### WHAT TO WORK ON
Read the records and gather each line that includes "парка".

### RECORDS FOR PROCESSING

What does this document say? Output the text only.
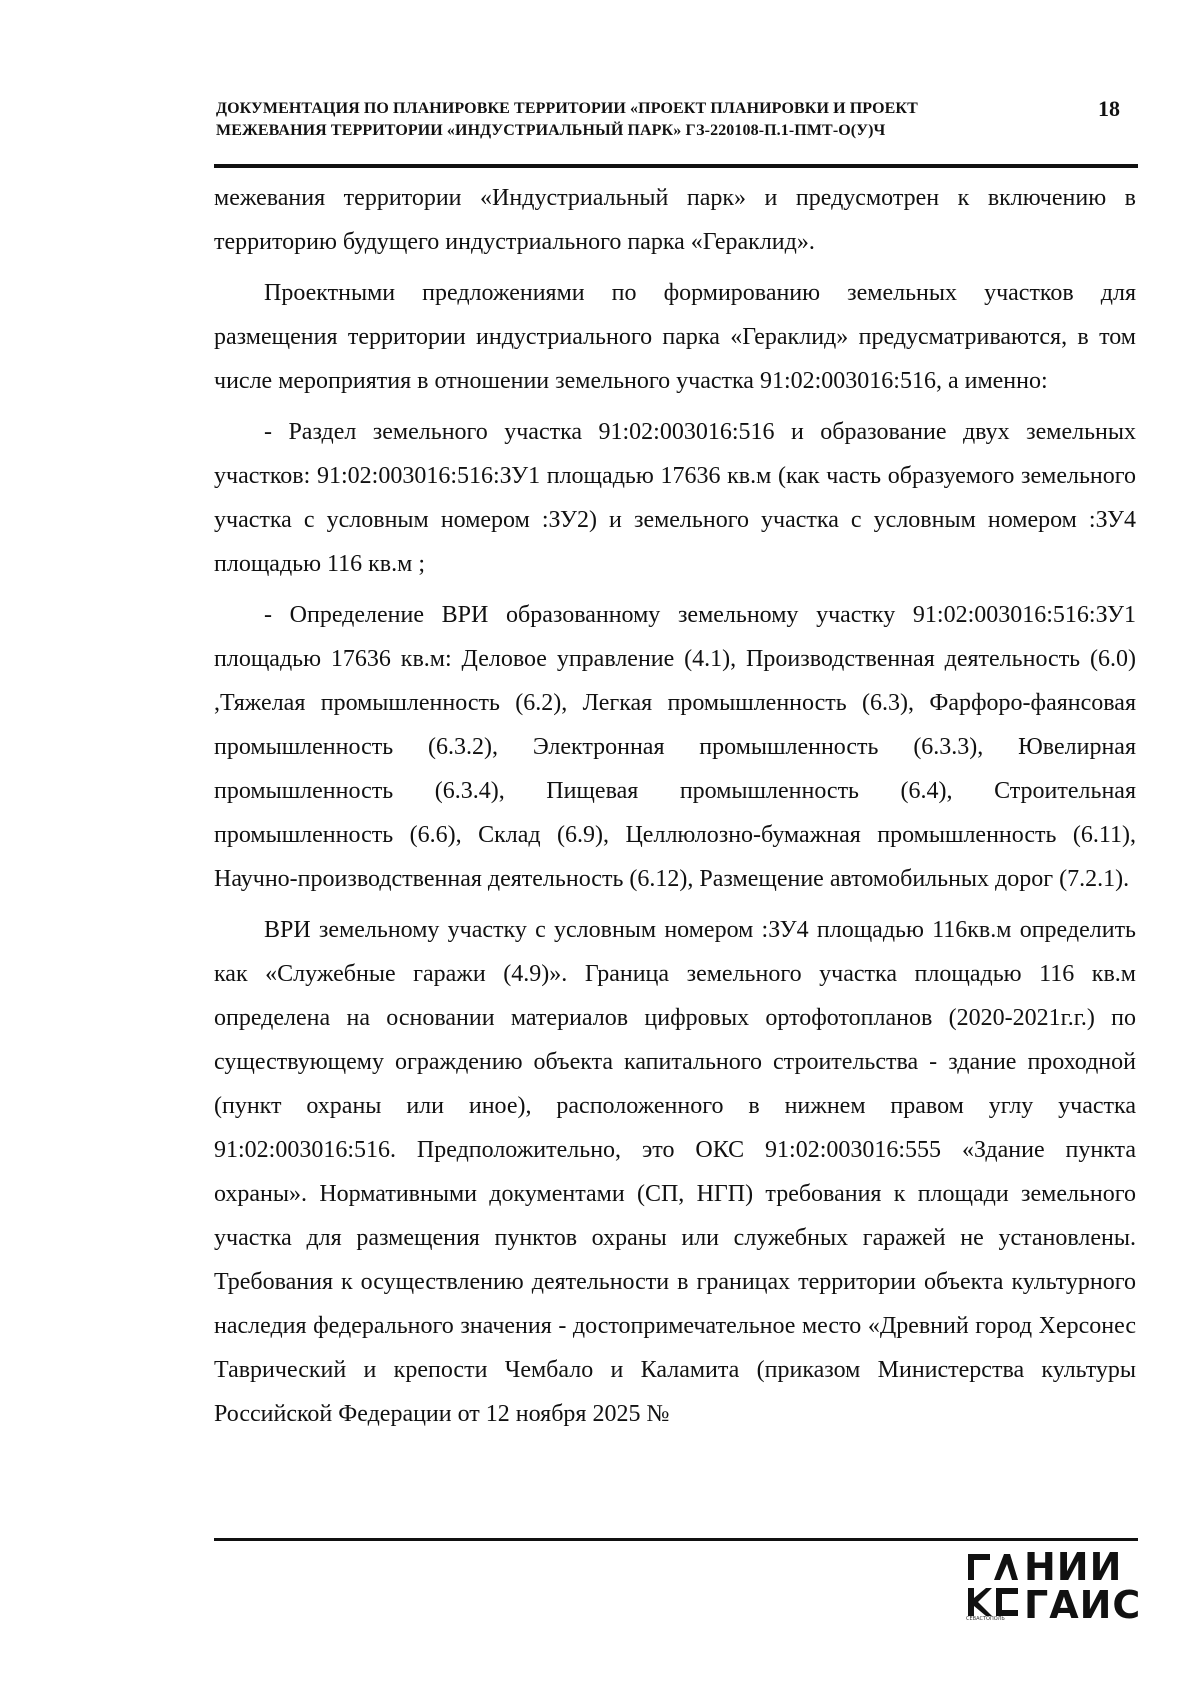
ДОКУМЕНТАЦИЯ ПО ПЛАНИРОВКЕ ТЕРРИТОРИИ «ПРОЕКТ ПЛАНИРОВКИ И ПРОЕКТ
МЕЖЕВАНИЯ ТЕРРИТОРИИ «ИНДУСТРИАЛЬНЫЙ ПАРК» ГЗ-220108-П.1-ПМТ-О(У)Ч
18

межевания территории «Индустриальный парк» и предусмотрен к включению в территорию будущего индустриального парка «Гераклид».

Проектными предложениями по формированию земельных участков для размещения территории индустриального парка «Гераклид» предусматриваются, в том числе мероприятия в отношении земельного участка 91:02:003016:516, а именно:

- Раздел земельного участка 91:02:003016:516 и образование двух земельных участков: 91:02:003016:516:ЗУ1 площадью 17636 кв.м (как часть образуемого земельного участка с условным номером :ЗУ2) и земельного участка с условным номером :ЗУ4 площадью 116 кв.м ;

- Определение ВРИ образованному земельному участку 91:02:003016:516:ЗУ1 площадью 17636 кв.м: Деловое управление (4.1), Производственная деятельность (6.0) ,Тяжелая промышленность (6.2), Легкая промышленность (6.3), Фарфоро-фаянсовая промышленность (6.3.2), Электронная промышленность (6.3.3), Ювелирная промышленность (6.3.4), Пищевая промышленность (6.4), Строительная промышленность (6.6), Склад (6.9), Целлюлозно-бумажная промышленность (6.11), Научно-производственная деятельность (6.12), Размещение автомобильных дорог (7.2.1).

ВРИ земельному участку с условным номером :ЗУ4 площадью 116кв.м определить как «Служебные гаражи (4.9)». Граница земельного участка площадью 116 кв.м определена на основании материалов цифровых ортофотопланов (2020-2021г.г.) по существующему ограждению объекта капитального строительства - здание проходной (пункт охраны или иное), расположенного в нижнем правом углу участка 91:02:003016:516. Предположительно, это ОКС 91:02:003016:555 «Здание пункта охраны». Нормативными документами (СП, НГП) требования к площади земельного участка для размещения пунктов охраны или служебных гаражей не установлены. Требования к осуществлению деятельности в границах территории объекта культурного наследия федерального значения - достопримечательное место «Древний город Херсонес Таврический и крепости Чембало и Каламита (приказом Министерства культуры Российской Федерации от 12 ноября 2025 №

НИИ
ГАИС
СЕВАСТОПОЛЬ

### SOLUTION FOR THIS TASK
межевания территории «Индустриальный парк» и предусмотрен к включению в территорию будущего индустриального парка «Гераклид».
Проектными предложениями по формированию земельных участков для размещения территории индустриального парка «Гераклид» предусматриваются, в том числе мероприятия в отношении земельного участка 91:02:003016:516, а именно:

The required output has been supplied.